The data

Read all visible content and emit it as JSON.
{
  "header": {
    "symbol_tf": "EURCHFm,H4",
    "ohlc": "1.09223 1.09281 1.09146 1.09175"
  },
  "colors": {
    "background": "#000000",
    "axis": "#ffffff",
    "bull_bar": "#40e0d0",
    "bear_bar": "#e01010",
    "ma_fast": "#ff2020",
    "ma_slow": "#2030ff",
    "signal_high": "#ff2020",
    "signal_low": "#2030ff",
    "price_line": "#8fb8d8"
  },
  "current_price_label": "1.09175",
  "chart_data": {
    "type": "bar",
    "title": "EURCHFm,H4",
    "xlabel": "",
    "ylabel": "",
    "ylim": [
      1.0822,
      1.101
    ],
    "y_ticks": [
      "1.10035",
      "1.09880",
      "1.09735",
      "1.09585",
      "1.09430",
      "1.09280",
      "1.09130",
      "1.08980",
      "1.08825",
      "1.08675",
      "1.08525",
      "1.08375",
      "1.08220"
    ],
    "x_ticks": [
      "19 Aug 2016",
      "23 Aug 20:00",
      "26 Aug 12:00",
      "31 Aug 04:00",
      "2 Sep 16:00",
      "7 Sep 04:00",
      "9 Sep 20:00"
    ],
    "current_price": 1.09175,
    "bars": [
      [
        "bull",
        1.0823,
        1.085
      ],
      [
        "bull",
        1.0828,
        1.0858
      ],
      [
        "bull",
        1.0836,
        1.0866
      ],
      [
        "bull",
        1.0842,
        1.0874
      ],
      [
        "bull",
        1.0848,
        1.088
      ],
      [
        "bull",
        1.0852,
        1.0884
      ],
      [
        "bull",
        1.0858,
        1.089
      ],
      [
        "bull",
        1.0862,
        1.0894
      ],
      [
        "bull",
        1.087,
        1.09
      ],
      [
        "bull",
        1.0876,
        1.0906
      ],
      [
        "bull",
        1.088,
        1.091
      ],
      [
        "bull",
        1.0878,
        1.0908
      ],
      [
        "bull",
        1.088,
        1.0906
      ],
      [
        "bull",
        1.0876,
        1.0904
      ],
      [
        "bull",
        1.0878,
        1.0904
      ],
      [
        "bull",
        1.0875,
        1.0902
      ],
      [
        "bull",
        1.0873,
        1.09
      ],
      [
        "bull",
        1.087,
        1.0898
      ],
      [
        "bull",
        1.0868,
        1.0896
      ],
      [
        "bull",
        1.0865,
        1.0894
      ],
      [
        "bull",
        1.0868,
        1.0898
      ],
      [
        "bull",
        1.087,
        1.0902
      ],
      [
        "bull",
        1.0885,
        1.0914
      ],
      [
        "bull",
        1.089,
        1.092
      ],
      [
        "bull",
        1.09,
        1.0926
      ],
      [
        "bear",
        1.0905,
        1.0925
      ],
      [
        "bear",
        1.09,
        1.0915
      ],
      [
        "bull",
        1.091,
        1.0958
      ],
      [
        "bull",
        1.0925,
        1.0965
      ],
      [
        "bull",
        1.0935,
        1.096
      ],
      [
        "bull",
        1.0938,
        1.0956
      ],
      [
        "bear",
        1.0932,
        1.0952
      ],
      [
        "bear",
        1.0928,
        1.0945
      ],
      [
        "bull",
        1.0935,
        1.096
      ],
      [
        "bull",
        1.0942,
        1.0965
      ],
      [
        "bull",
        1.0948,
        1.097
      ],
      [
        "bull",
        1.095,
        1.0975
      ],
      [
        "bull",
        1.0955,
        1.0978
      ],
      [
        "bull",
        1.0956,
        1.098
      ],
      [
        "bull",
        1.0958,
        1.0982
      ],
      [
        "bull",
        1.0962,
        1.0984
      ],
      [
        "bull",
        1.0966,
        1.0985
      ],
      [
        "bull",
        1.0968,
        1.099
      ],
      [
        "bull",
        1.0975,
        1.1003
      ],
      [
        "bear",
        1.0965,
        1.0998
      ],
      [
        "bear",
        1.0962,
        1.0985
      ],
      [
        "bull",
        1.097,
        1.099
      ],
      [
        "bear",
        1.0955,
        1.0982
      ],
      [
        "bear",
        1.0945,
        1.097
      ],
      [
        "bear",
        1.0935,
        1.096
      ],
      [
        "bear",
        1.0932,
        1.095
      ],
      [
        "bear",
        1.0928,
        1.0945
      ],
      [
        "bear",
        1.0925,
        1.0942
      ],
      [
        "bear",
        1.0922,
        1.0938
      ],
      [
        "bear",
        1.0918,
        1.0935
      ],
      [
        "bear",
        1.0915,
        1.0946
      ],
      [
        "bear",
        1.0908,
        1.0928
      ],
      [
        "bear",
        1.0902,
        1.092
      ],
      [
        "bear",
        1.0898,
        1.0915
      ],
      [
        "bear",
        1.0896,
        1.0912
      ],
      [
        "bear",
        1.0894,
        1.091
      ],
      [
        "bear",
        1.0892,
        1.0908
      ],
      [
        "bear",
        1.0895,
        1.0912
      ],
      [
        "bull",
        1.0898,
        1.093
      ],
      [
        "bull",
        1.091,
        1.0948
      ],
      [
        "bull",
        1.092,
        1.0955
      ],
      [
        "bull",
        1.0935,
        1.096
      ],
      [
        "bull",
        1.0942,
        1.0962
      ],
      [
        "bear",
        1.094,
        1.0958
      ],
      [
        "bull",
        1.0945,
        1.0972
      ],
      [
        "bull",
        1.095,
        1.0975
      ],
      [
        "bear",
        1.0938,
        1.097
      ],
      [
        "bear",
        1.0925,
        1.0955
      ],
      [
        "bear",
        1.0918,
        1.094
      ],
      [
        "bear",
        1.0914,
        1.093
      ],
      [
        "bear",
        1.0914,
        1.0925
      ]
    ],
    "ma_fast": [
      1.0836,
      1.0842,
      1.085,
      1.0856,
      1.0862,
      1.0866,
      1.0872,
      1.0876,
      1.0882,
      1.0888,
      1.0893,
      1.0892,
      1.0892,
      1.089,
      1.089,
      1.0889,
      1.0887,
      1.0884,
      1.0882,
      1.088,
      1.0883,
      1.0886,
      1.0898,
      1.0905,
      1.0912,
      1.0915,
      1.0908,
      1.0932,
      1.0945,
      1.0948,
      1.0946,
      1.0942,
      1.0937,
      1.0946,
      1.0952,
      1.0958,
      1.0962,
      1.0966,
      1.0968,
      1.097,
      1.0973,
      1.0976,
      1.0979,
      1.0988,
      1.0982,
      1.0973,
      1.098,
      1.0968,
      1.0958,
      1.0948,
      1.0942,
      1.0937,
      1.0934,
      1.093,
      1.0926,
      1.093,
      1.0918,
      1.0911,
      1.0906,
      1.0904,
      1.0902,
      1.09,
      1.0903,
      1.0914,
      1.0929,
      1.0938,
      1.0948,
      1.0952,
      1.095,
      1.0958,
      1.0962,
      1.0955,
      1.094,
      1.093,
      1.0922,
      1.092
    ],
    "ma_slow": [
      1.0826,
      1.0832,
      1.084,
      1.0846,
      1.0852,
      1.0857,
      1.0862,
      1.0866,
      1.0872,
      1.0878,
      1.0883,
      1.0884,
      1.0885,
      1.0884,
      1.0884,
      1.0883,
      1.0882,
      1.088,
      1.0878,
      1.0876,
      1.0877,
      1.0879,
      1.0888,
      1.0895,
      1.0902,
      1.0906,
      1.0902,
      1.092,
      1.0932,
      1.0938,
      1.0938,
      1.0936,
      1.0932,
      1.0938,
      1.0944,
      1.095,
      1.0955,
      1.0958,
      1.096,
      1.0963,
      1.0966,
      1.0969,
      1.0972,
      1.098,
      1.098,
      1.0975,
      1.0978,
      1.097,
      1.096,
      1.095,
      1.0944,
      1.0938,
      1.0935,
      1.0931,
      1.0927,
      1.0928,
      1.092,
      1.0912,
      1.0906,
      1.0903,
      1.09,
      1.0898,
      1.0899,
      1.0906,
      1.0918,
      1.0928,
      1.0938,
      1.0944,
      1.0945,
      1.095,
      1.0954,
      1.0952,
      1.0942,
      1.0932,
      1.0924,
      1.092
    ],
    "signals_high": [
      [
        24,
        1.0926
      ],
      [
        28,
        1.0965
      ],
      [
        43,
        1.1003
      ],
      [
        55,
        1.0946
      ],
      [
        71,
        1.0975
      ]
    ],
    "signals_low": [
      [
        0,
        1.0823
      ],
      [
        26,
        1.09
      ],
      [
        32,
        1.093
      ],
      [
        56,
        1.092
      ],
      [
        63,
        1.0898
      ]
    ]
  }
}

Exercise details
Give the number of lines above that hold the word "EURCHFm", and nothing more.

Reply
2